***** Dataset excerpts

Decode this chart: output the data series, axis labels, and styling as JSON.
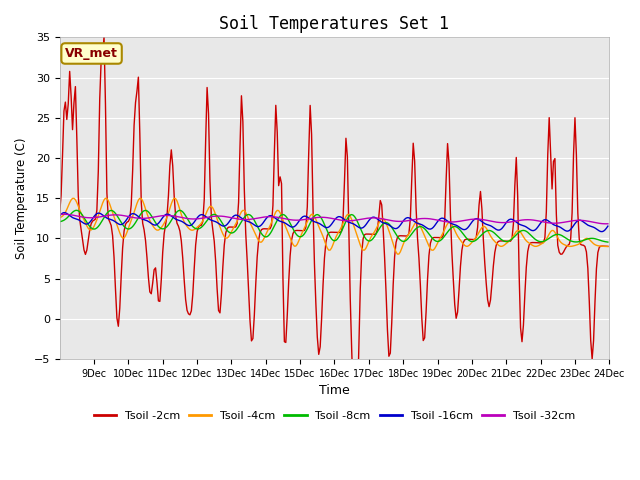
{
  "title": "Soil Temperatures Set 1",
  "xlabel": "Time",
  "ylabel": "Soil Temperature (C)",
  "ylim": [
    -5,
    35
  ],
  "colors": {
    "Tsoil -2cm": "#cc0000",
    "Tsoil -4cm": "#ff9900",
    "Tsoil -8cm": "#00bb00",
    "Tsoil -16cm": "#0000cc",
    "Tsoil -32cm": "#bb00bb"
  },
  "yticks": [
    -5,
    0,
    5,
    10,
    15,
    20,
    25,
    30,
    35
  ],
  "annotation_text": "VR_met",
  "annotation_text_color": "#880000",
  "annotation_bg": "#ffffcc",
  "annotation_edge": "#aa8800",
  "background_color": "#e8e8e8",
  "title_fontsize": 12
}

**********

What to produce:
Report only how many lines in the listing contain the string "Tsoil".

Response to the task:
5